Chart and figure data
---------------

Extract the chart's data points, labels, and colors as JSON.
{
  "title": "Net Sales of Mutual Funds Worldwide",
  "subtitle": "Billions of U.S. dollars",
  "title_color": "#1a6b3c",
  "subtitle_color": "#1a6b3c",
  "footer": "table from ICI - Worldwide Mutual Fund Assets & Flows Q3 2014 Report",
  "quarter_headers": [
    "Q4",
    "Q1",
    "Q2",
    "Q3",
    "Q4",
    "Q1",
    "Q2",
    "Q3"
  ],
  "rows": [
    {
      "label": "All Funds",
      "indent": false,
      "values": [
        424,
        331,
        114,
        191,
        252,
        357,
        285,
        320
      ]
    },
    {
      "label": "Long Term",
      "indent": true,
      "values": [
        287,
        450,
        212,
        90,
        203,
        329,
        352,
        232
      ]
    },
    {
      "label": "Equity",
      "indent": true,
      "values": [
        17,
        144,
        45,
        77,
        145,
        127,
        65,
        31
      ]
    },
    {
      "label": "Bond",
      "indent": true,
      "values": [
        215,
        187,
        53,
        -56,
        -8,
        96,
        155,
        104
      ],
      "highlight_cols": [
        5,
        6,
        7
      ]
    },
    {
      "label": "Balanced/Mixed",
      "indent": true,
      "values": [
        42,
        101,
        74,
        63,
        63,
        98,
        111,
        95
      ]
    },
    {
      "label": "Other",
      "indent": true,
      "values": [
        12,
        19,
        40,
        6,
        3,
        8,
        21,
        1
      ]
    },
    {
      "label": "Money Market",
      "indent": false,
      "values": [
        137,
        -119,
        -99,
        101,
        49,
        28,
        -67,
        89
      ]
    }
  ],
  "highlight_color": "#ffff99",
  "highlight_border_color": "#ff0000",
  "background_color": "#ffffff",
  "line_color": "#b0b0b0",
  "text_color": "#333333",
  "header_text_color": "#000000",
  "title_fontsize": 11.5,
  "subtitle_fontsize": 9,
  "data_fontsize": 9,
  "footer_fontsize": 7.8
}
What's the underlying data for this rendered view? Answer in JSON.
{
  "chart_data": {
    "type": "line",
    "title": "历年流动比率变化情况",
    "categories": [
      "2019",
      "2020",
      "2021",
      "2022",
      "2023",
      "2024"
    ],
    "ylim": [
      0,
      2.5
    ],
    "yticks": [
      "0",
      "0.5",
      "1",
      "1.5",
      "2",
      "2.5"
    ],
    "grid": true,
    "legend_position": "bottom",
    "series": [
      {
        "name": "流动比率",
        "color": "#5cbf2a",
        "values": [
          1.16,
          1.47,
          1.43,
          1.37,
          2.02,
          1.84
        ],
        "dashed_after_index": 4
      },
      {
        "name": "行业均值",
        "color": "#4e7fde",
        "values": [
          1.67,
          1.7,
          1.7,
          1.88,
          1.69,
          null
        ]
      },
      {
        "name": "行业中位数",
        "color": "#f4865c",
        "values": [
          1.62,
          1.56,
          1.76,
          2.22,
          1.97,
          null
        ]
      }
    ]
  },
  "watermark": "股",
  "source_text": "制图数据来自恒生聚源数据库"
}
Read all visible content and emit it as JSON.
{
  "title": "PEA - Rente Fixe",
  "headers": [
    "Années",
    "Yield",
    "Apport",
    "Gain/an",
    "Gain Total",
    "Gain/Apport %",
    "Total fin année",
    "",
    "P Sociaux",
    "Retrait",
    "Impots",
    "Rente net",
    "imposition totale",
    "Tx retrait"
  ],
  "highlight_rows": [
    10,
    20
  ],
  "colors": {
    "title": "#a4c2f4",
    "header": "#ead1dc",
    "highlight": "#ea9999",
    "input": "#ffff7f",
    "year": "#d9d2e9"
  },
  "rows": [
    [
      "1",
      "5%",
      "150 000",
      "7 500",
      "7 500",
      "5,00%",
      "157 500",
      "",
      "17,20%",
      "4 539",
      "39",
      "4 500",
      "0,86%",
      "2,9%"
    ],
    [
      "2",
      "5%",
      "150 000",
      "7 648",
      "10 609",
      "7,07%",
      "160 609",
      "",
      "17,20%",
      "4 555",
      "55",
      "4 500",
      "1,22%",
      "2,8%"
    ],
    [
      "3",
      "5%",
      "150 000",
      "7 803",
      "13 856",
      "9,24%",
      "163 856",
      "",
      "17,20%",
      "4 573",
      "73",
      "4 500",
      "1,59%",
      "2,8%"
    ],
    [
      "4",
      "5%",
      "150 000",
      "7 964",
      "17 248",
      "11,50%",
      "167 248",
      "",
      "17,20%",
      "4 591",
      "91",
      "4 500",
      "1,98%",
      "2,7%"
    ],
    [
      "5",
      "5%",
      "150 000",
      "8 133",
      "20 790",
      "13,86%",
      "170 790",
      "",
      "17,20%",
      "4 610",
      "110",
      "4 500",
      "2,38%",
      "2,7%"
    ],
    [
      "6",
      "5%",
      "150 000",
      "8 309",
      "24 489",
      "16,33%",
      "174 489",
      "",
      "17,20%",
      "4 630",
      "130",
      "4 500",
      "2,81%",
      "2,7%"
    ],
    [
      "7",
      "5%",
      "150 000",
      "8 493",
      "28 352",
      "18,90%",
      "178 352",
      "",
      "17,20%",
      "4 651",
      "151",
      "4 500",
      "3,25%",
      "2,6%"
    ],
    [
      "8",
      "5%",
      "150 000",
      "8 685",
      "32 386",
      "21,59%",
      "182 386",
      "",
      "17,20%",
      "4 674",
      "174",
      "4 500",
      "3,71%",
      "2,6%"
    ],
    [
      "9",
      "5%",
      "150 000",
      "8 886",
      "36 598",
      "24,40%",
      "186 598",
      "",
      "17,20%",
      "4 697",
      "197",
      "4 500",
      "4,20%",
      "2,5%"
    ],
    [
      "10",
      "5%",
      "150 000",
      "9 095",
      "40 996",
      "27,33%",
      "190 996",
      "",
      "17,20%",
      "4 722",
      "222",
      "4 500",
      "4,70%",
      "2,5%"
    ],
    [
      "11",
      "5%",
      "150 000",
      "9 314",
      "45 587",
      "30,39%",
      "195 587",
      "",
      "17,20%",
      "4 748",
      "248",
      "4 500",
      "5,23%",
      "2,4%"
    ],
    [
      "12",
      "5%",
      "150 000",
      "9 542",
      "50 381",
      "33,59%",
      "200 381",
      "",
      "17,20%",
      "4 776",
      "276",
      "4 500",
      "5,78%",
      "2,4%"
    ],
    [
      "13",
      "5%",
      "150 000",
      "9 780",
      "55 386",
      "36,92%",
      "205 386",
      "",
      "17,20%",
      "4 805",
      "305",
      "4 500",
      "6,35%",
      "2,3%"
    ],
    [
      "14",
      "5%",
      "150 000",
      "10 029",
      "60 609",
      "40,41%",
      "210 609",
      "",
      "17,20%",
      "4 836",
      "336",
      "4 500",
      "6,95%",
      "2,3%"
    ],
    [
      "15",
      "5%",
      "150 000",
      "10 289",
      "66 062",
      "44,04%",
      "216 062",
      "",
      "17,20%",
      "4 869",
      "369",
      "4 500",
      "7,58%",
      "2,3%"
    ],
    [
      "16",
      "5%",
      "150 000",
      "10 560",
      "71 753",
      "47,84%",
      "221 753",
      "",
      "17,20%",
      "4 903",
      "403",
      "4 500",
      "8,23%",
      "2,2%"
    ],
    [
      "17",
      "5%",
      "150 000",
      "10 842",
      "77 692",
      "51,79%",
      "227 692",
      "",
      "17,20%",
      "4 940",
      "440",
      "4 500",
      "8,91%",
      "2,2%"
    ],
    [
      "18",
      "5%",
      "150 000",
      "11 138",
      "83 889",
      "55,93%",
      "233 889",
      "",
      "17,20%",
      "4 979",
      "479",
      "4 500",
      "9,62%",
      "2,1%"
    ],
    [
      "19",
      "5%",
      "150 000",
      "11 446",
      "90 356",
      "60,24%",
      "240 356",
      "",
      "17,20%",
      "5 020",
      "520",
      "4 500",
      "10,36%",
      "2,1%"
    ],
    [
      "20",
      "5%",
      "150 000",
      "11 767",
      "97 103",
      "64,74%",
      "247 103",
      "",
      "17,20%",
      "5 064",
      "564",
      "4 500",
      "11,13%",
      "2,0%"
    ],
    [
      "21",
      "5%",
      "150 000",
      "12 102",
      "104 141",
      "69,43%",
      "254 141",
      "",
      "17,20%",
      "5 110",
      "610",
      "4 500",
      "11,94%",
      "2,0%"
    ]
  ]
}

---------------

> Aim
Return each line that includes "Worldwide".

> Completed task
  "title": "Net Sales of Mutual Funds Worldwide",
  "footer": "table from ICI - Worldwide Mutual Fund Assets & Flows Q3 2014 Report",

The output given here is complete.